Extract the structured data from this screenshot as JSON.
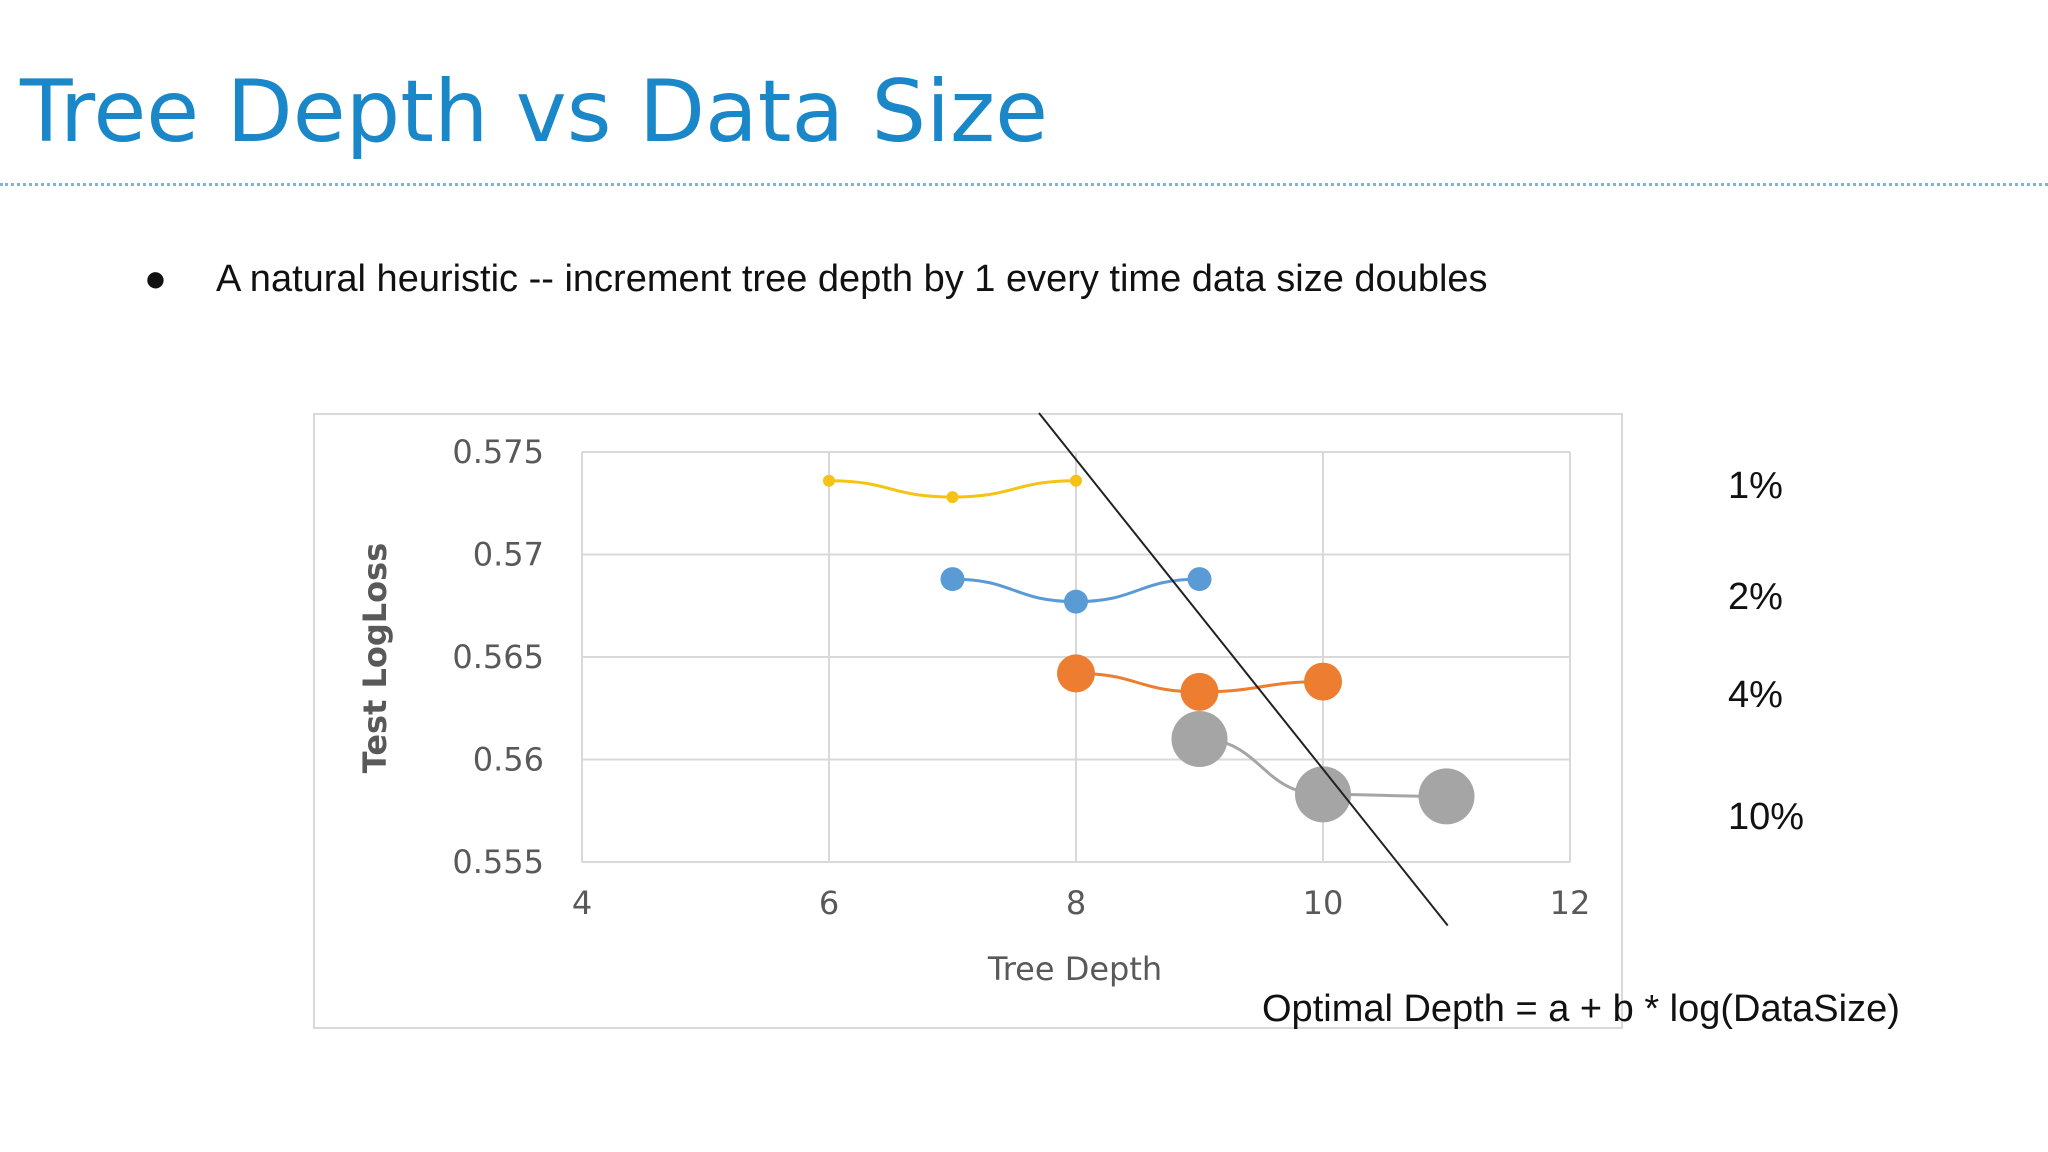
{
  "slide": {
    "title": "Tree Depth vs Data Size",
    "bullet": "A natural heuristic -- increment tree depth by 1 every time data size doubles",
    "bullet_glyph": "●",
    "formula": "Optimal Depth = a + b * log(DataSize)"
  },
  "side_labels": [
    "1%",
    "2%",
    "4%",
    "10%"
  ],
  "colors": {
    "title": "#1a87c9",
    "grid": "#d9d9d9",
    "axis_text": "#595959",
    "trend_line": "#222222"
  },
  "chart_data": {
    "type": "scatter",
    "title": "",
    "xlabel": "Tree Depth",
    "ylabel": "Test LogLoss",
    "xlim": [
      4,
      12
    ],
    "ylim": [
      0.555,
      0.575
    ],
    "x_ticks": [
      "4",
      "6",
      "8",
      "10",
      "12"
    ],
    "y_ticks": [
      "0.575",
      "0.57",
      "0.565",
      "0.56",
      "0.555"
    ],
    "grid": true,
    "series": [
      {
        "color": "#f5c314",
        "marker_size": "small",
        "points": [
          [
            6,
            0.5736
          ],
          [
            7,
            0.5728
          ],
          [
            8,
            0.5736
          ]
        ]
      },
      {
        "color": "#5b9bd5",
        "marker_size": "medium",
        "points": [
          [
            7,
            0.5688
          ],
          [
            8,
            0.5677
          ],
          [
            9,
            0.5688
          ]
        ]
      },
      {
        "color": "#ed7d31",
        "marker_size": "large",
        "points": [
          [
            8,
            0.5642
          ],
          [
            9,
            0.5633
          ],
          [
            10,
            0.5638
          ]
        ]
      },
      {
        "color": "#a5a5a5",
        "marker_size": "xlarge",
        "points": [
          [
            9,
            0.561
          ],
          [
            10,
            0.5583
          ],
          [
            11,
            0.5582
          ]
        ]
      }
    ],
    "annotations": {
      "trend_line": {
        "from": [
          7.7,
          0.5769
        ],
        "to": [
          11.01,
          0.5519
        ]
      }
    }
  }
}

- [Stated task] Provide only the number of lines in the entries that hold the word "title".

- [Solution to this task] 3